**Short exercise**
Copy every line in the records below that contains the word "macaque".

### Supplied data ###

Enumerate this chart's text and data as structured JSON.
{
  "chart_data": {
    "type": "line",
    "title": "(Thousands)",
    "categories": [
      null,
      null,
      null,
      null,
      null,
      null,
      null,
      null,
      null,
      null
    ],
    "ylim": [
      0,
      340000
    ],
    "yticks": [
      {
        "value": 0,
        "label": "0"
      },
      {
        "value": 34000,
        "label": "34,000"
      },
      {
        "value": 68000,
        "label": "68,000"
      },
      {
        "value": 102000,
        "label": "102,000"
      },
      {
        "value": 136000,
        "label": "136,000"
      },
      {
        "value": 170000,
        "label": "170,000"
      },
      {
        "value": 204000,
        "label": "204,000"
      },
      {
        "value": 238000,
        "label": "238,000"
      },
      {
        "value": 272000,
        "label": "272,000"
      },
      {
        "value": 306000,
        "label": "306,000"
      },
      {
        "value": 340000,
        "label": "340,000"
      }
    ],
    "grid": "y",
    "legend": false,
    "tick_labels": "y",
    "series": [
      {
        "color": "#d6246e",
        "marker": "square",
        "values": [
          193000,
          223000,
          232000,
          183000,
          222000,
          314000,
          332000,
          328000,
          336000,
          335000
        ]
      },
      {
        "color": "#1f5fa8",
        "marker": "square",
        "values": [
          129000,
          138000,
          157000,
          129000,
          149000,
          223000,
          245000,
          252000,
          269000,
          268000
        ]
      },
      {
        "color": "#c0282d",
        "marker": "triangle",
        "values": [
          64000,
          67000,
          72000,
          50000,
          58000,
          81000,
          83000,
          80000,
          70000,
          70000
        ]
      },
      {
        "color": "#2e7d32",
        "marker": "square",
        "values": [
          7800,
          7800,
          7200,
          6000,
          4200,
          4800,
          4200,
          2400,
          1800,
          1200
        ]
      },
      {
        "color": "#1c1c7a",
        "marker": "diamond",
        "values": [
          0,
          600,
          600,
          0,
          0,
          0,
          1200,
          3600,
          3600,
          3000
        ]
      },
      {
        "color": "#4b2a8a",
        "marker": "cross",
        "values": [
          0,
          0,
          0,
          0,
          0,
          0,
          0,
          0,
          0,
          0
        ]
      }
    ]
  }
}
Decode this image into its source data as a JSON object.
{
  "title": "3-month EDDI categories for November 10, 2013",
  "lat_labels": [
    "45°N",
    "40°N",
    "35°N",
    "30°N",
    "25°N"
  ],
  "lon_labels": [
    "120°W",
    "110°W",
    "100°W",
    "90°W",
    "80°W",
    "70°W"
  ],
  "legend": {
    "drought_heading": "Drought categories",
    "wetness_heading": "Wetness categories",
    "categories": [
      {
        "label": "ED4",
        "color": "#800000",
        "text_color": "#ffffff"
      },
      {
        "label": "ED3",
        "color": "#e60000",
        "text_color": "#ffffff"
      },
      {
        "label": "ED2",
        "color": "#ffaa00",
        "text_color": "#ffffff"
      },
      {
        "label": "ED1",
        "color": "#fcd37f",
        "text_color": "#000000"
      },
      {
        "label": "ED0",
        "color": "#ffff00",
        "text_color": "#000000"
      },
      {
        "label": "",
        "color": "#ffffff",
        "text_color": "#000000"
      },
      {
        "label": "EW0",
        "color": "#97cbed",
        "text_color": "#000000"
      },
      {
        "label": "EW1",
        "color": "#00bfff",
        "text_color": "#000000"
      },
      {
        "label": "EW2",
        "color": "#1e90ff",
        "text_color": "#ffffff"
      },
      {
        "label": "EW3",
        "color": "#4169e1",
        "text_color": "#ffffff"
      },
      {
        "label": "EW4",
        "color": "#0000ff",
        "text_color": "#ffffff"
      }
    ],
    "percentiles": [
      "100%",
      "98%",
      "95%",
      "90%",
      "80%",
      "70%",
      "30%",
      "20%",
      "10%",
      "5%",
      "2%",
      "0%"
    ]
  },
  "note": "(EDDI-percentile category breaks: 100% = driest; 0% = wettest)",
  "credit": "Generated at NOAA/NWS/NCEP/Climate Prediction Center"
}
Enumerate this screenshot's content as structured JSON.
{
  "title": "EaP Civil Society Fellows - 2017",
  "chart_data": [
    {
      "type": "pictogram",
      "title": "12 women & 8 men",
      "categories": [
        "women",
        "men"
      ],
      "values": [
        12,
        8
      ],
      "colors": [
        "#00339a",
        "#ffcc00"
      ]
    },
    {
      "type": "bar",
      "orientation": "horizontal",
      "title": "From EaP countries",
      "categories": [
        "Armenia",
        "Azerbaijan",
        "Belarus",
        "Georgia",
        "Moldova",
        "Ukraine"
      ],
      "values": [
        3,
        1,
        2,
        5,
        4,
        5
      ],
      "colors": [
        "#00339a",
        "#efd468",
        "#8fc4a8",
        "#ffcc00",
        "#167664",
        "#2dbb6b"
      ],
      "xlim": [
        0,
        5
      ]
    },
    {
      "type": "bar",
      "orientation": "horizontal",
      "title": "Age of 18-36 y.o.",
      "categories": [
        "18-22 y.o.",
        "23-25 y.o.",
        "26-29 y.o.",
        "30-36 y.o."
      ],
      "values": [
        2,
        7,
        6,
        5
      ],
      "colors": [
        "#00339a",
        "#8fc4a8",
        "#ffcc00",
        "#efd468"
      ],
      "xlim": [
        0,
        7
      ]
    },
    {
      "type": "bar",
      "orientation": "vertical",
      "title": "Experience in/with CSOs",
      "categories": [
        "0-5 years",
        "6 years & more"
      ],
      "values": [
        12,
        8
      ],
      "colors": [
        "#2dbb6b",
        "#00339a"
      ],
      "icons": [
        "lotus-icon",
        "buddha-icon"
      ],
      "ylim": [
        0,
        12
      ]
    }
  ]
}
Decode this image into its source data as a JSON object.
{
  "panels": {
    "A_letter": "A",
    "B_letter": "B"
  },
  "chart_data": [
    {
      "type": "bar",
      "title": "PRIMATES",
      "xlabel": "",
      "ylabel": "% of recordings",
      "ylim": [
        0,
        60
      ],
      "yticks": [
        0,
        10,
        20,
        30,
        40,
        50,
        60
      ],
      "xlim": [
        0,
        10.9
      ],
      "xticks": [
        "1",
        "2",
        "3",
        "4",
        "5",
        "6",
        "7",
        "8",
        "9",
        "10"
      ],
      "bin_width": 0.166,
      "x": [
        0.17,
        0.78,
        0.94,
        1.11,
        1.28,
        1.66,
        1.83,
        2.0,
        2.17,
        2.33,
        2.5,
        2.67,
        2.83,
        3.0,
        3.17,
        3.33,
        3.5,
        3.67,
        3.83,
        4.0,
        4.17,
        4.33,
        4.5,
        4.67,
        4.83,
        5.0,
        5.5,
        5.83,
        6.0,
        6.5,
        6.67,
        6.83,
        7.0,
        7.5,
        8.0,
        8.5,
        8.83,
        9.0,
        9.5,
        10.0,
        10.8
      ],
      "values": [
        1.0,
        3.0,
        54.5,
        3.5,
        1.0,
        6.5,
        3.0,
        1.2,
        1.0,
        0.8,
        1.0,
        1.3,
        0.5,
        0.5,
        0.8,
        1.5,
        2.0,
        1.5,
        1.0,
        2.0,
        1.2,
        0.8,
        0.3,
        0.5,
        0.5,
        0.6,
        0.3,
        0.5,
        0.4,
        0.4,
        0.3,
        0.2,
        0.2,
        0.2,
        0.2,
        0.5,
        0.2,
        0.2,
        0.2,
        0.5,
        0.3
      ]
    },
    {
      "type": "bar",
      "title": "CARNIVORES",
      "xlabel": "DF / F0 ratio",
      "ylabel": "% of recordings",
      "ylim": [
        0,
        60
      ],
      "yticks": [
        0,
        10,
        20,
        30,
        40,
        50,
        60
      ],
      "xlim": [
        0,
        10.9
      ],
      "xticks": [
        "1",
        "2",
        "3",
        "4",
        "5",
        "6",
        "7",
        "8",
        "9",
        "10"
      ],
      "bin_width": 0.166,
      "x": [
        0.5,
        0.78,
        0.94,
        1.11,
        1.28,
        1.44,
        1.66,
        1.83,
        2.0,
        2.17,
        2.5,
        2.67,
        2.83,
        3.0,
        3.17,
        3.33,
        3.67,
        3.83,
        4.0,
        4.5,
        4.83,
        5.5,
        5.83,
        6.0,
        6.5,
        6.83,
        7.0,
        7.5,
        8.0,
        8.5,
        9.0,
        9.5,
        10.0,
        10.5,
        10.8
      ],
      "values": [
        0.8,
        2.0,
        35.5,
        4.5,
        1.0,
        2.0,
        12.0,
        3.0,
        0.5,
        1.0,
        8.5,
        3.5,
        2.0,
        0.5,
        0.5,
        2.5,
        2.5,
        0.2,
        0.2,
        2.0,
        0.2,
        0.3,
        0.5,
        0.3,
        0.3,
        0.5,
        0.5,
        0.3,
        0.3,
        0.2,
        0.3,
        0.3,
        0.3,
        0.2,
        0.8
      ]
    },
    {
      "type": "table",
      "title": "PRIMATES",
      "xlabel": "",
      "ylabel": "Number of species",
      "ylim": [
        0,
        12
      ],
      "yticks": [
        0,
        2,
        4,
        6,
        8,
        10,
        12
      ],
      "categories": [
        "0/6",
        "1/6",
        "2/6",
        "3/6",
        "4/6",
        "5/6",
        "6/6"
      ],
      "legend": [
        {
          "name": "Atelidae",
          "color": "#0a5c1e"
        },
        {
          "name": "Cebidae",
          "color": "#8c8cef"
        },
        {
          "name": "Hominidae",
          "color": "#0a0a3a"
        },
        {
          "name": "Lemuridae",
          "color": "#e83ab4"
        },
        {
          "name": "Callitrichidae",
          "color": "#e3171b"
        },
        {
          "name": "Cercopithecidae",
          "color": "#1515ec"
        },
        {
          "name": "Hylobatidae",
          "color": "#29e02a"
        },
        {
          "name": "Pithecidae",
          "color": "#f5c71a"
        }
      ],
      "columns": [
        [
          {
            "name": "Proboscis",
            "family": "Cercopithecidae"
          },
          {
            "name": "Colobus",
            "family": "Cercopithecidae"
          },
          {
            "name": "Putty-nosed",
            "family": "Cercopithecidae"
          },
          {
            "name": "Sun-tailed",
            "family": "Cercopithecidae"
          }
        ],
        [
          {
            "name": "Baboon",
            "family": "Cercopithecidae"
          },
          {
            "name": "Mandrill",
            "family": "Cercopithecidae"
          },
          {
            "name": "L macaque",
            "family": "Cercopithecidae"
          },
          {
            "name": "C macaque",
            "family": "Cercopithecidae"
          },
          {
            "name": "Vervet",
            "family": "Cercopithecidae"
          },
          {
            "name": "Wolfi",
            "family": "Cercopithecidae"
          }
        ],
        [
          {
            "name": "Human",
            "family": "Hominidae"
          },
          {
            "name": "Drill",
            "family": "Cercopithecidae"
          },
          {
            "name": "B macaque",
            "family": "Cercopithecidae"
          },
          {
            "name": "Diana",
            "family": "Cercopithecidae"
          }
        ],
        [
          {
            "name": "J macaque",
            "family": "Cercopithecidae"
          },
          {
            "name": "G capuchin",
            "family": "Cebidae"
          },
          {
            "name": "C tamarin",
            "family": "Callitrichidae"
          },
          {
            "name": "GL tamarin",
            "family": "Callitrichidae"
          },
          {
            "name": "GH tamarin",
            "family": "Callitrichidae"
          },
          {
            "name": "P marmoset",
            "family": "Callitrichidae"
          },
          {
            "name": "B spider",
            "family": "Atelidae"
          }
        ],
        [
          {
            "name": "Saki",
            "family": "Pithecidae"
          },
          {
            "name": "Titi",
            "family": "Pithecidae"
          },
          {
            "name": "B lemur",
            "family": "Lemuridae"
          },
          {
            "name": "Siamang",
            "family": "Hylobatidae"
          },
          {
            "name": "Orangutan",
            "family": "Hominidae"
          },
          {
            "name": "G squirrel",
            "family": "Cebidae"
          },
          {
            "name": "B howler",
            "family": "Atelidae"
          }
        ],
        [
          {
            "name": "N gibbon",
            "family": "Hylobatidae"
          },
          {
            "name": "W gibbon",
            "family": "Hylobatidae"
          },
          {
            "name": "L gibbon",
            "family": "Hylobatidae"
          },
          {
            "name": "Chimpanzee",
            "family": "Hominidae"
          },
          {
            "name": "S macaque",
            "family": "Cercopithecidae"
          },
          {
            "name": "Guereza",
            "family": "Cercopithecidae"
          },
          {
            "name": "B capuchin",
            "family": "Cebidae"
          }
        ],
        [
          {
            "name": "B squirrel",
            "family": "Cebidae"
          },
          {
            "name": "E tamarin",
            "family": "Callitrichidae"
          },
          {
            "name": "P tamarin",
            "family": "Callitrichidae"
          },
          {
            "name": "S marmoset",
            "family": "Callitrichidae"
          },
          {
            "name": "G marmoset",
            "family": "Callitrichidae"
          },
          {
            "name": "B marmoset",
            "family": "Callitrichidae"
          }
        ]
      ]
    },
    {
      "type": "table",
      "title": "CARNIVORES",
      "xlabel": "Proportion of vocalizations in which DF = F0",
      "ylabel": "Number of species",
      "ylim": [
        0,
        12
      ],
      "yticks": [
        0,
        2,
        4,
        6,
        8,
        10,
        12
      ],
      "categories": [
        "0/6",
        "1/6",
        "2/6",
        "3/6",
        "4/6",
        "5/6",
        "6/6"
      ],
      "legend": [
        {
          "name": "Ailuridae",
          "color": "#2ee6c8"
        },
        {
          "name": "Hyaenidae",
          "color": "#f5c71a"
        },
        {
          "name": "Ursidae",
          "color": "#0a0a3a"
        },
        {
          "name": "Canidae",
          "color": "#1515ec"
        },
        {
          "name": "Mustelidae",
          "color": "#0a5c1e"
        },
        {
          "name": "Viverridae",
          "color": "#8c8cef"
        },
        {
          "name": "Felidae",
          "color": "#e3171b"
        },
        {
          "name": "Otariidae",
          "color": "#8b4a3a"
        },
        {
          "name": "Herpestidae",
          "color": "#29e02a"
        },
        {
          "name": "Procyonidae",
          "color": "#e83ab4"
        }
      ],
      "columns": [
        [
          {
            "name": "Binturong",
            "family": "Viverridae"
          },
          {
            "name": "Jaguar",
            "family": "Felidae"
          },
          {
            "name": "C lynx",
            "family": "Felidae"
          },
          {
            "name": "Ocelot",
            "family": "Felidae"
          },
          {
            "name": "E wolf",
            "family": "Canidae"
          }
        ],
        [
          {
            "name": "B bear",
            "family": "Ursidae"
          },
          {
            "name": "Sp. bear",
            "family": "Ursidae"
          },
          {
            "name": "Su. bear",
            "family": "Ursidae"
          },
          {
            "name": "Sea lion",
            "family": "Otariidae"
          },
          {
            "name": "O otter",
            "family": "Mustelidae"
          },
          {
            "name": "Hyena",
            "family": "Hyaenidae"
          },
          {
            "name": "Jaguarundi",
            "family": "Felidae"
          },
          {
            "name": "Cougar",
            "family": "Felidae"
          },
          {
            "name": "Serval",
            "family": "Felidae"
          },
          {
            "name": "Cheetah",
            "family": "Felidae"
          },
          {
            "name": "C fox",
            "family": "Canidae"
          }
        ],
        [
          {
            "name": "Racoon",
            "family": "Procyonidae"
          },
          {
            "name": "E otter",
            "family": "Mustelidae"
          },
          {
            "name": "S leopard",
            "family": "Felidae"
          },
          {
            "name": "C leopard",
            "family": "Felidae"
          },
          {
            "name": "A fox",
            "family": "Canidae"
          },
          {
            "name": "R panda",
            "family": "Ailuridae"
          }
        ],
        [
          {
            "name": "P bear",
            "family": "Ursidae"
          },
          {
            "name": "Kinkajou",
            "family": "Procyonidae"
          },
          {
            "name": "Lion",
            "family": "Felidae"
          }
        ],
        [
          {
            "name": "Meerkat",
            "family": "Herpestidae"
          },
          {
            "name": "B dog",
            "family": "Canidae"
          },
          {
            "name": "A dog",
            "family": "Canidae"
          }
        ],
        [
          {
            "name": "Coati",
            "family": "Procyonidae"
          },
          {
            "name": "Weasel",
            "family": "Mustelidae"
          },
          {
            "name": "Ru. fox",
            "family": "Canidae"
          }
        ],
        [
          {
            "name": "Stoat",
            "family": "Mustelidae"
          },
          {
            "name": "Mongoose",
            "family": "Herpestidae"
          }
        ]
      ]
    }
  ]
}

###

**Completed exercise**
            "name": "L macaque",
            "name": "C macaque",
            "name": "B macaque",
            "name": "J macaque",
            "name": "S macaque",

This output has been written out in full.